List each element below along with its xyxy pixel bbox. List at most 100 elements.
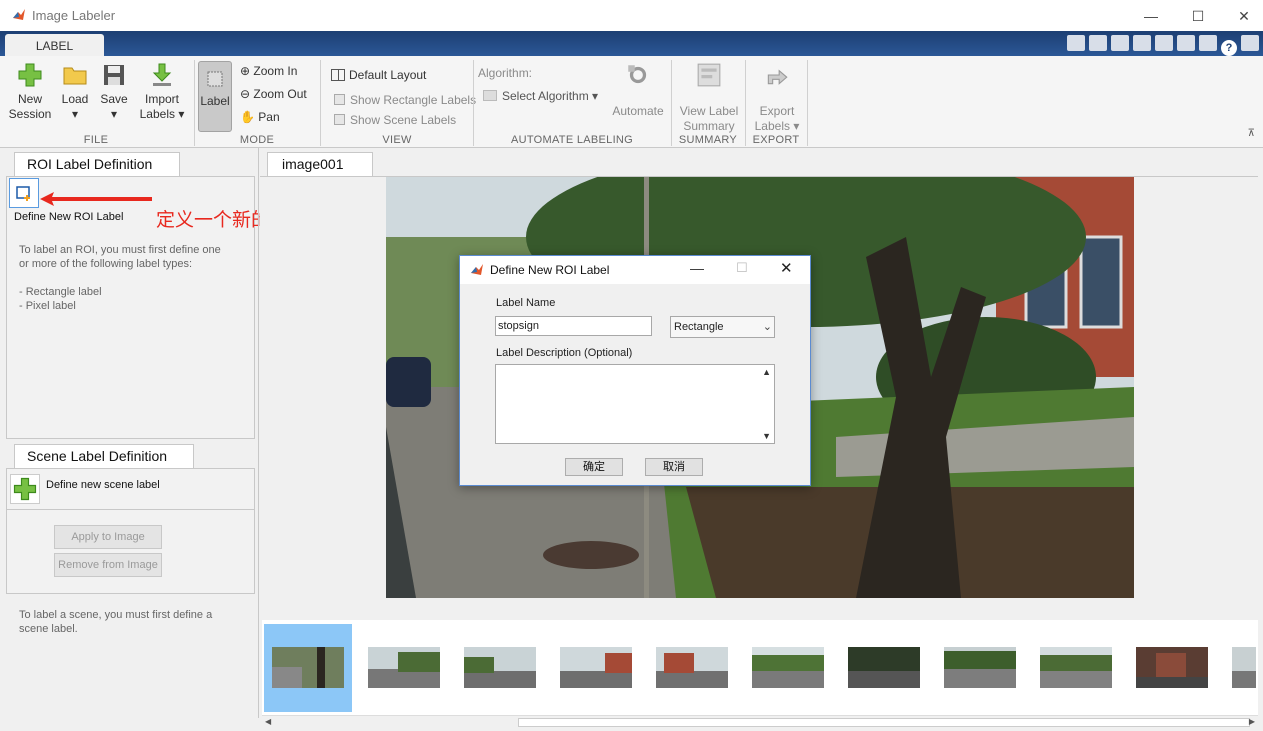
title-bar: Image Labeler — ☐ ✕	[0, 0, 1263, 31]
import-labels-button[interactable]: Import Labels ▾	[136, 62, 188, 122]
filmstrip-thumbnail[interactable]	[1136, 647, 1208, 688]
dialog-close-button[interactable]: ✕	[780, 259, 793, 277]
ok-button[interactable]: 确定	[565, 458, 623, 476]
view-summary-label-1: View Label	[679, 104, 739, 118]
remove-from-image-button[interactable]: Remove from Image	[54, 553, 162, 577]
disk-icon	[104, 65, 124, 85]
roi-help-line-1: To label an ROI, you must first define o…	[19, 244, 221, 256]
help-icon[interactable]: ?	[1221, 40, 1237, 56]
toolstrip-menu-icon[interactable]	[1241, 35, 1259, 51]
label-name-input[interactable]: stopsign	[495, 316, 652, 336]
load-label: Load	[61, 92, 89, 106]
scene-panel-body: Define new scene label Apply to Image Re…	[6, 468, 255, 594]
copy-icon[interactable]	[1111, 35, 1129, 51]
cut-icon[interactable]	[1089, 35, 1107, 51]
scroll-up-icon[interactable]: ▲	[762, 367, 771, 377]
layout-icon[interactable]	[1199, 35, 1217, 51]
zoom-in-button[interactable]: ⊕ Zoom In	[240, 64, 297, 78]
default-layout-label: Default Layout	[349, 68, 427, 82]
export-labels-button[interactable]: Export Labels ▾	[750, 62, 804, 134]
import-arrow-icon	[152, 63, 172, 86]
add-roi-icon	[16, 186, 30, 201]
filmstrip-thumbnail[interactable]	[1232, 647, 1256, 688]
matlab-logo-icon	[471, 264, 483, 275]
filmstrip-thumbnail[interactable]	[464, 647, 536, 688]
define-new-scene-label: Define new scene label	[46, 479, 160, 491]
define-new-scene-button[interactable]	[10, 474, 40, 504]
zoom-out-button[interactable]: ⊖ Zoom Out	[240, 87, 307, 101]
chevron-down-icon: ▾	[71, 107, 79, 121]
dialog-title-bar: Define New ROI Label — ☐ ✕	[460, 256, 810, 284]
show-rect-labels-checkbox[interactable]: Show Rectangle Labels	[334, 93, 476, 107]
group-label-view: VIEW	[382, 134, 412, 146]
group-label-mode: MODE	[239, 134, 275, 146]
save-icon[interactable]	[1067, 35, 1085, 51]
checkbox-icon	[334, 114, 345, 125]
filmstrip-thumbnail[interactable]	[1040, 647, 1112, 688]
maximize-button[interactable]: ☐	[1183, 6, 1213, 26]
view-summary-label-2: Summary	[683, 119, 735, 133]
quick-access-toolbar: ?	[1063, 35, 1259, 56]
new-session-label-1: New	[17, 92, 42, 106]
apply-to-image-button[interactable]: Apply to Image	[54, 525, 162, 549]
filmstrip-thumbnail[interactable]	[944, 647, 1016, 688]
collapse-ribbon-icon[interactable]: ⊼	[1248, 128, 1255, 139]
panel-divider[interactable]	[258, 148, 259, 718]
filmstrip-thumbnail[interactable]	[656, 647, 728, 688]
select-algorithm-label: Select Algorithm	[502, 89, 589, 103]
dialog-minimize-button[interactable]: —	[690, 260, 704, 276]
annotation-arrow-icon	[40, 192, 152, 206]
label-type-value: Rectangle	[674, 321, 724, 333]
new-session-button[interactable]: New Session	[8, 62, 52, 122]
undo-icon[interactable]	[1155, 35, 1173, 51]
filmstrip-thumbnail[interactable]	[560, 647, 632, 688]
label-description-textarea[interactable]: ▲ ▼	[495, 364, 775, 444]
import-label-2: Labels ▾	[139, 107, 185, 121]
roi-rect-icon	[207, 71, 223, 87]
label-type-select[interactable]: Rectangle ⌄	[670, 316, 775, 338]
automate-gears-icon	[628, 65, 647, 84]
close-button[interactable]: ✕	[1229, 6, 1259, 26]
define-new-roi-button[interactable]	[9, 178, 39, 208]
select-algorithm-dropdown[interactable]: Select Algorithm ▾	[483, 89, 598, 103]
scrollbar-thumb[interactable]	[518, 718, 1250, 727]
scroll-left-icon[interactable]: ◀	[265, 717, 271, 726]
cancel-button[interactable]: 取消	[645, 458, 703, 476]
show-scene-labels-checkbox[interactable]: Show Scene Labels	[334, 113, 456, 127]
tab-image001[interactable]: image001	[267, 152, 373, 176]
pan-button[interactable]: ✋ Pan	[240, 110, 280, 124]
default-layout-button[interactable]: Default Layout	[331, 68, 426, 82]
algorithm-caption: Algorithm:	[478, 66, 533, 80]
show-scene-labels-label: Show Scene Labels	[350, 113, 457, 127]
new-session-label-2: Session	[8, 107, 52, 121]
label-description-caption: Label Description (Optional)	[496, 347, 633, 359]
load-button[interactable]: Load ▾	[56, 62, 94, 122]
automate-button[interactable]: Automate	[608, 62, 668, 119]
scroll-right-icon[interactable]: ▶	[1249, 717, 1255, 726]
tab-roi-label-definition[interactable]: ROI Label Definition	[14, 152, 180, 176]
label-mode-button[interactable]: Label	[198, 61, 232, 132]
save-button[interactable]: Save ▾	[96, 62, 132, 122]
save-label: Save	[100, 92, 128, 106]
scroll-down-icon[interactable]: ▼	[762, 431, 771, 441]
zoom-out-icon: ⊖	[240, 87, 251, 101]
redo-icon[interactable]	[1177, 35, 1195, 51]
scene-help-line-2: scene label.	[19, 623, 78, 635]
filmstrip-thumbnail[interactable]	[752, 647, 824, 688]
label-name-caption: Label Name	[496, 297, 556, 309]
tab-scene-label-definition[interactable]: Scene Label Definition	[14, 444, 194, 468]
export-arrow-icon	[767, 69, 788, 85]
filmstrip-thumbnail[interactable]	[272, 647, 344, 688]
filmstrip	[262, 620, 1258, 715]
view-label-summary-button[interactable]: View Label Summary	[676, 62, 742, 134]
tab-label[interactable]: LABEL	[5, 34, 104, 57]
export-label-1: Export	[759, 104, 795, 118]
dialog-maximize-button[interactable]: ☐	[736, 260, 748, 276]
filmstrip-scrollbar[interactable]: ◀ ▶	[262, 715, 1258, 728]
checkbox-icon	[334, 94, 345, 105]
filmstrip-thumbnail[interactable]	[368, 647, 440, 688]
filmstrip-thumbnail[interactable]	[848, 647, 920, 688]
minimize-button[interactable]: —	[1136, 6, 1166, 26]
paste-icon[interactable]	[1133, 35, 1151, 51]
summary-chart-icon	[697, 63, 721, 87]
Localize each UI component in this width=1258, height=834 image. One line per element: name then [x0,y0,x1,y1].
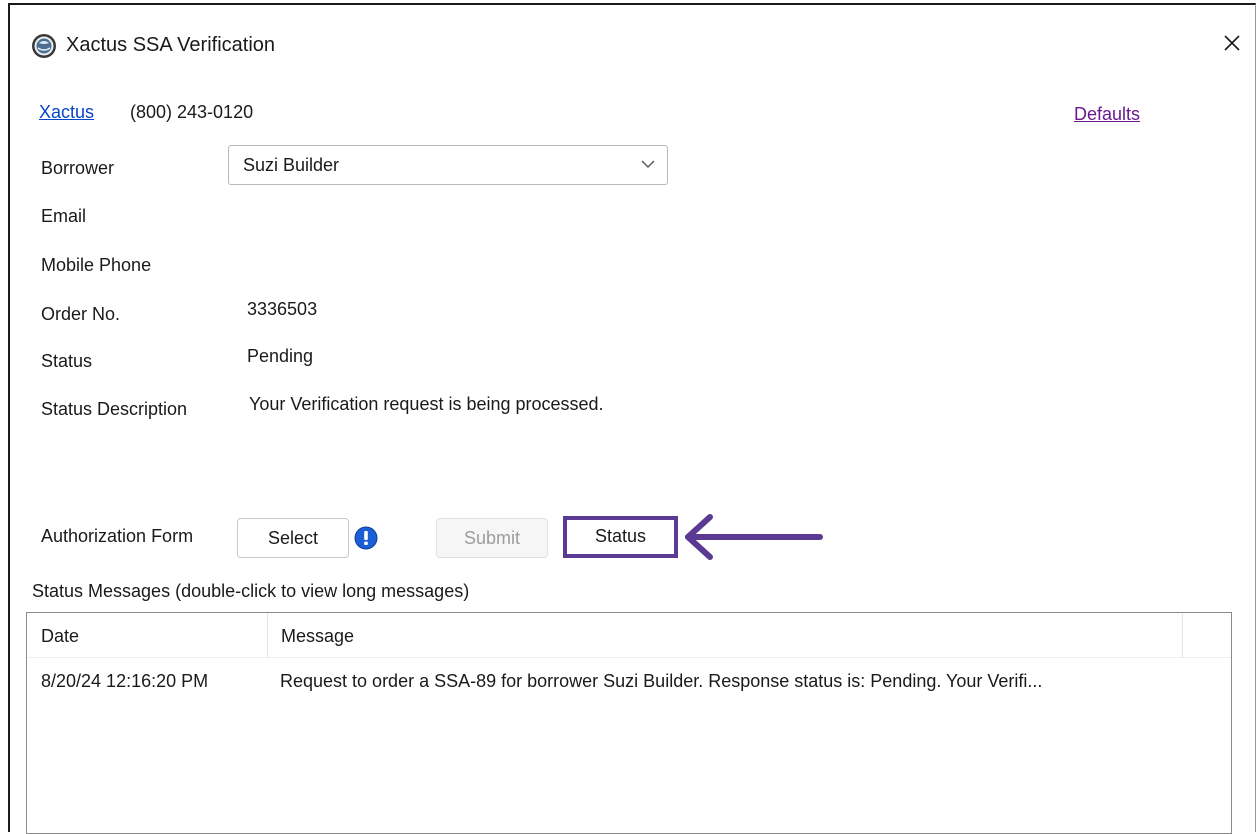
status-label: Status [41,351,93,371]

* Work to be completed *
Output the lines in the listing from the line with "title-bar: Image Labeler" up to and including the line with "35, 1129, 51]" as a numbered list, leaving out any blank lines.

* Solution to this problem *
1. title-bar: Image Labeler — ☐ ✕	[0, 0, 1263, 31]
2. import-labels-button[interactable]: Import Labels ▾	[136, 62, 188, 122]
3. filmstrip-thumbnail[interactable]	[1136, 647, 1208, 688]
4. dialog-close-button[interactable]: ✕	[780, 259, 793, 277]
5. ok-button[interactable]: 确定	[565, 458, 623, 476]
6. view-summary-label-1: View Label	[679, 104, 739, 118]
7. remove-from-image-button[interactable]: Remove from Image	[54, 553, 162, 577]
8. disk-icon	[104, 65, 124, 85]
9. roi-help-line-1: To label an ROI, you must first define o…	[19, 244, 221, 256]
10. help-icon[interactable]: ?	[1221, 40, 1237, 56]
11. toolstrip-menu-icon[interactable]	[1241, 35, 1259, 51]
12. label-name-input[interactable]: stopsign	[495, 316, 652, 336]
13. load-label: Load	[61, 92, 89, 106]
14. scene-panel-body: Define new scene label Apply to Image Re…	[6, 468, 255, 594]
15. copy-icon[interactable]	[1111, 35, 1129, 51]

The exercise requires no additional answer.